• **Text extract**:
::::::

Written by Maurice Denis in 1892, these words express a vision for a new pictorial language, one in which line, color, and form communicate ideals and evoke emotions. For the group of young artists who banded together under the banner of "Nabis," or "Prophets," the aim of painting was no longer to replicate the world through illusion, but to call forth nature through an approximation of the natural world. The resulting extraordinarily beautiful and compelling paintings were referred to as décorations, works in which line and color took on new and independent meanings from the narrative and descriptive. While in the English language "decoration" connotes superficial and limited importance, the French term had a highly positive and multilayered meaning in the artistic debates of the period. Beyond the Easel is the first exhibition to address the issues surrounding decorative painting at the turn of the 19th century and to show the achievement through the works of these four major French artists in particular.

::::::

• **Work instructions**:
A. Answer these questions about the passage on the Nabis:
(i) Who wrote the words discussed at the start, and in what year?
(ii) What does the name "Nabis" mean?
(iii) What name was given to the paintings that resulted?
B. Rewrite the entry lines starting at the one that contains "187, 252, 196]" and ending at the one that contains "404, 349, 414]". Replace "243" with "244" and leave everything else unchanged.

• **Entries**:
::::::

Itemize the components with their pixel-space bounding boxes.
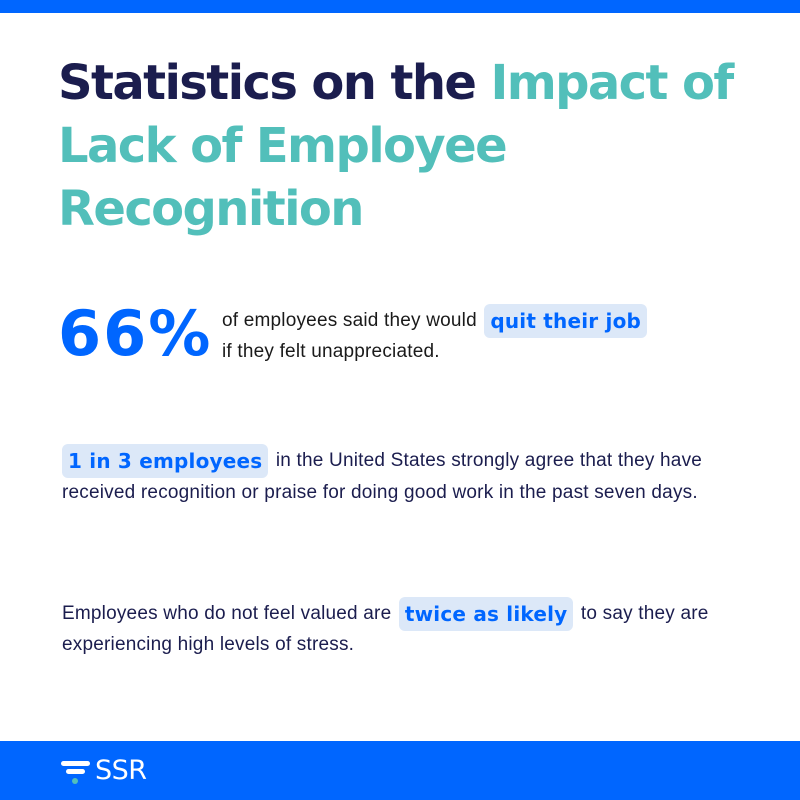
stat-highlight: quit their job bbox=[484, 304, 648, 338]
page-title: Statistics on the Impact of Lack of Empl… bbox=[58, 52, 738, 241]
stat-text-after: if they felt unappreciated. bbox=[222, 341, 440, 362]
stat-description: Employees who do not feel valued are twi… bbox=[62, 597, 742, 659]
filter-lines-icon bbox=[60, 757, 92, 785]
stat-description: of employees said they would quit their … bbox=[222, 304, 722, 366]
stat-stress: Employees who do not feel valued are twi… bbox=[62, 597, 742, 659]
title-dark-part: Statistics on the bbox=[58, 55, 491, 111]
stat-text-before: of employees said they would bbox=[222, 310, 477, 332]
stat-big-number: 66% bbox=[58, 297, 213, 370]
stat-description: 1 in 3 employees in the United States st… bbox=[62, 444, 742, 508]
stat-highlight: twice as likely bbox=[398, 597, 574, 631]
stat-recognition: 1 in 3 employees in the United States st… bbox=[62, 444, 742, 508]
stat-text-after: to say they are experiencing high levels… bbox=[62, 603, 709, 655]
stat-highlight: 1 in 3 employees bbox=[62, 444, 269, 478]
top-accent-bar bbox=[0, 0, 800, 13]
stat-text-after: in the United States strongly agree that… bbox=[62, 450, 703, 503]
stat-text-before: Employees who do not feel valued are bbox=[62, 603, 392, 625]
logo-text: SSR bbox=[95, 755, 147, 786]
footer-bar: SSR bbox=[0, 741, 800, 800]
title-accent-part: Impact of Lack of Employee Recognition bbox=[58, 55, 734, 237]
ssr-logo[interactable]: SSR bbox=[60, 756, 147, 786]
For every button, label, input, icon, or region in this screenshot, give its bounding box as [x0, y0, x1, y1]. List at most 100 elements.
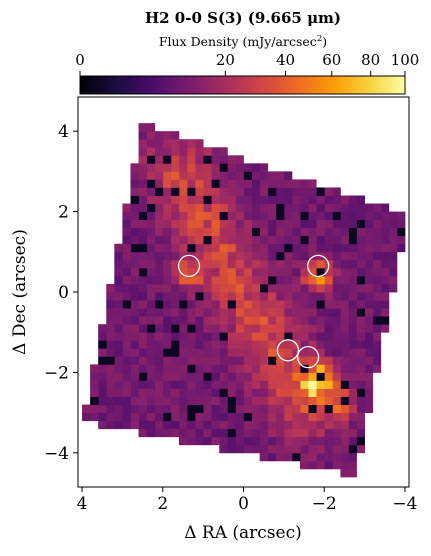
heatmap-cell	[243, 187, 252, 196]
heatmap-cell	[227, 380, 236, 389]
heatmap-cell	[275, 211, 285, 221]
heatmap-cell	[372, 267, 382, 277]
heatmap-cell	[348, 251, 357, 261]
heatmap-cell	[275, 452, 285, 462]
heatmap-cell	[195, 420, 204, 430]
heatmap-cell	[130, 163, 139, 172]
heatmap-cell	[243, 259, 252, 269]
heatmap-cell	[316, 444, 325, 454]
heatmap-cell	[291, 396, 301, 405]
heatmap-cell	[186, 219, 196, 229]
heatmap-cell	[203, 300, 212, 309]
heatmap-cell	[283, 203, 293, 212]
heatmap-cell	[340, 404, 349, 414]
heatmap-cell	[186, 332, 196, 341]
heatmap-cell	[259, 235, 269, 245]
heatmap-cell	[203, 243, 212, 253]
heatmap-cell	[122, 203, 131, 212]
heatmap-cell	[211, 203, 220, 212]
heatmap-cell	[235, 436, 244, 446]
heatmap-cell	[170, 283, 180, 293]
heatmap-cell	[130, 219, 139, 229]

::::::

• **Answers**:
A.
(i) Maurice Denis, in 1892.
(ii) "Prophets."
(iii) Décorations.

B.
heatmap-cell	[244, 187, 252, 196]
heatmap-cell	[227, 380, 236, 389]
heatmap-cell	[275, 211, 285, 221]
heatmap-cell	[372, 267, 382, 277]
heatmap-cell	[348, 251, 357, 261]
heatmap-cell	[275, 452, 285, 462]
heatmap-cell	[195, 420, 204, 430]
heatmap-cell	[130, 163, 139, 172]
heatmap-cell	[244, 259, 252, 269]
heatmap-cell	[316, 444, 325, 454]
heatmap-cell	[291, 396, 301, 405]
heatmap-cell	[186, 219, 196, 229]
heatmap-cell	[203, 300, 212, 309]
heatmap-cell	[283, 203, 293, 212]
heatmap-cell	[340, 404, 349, 414]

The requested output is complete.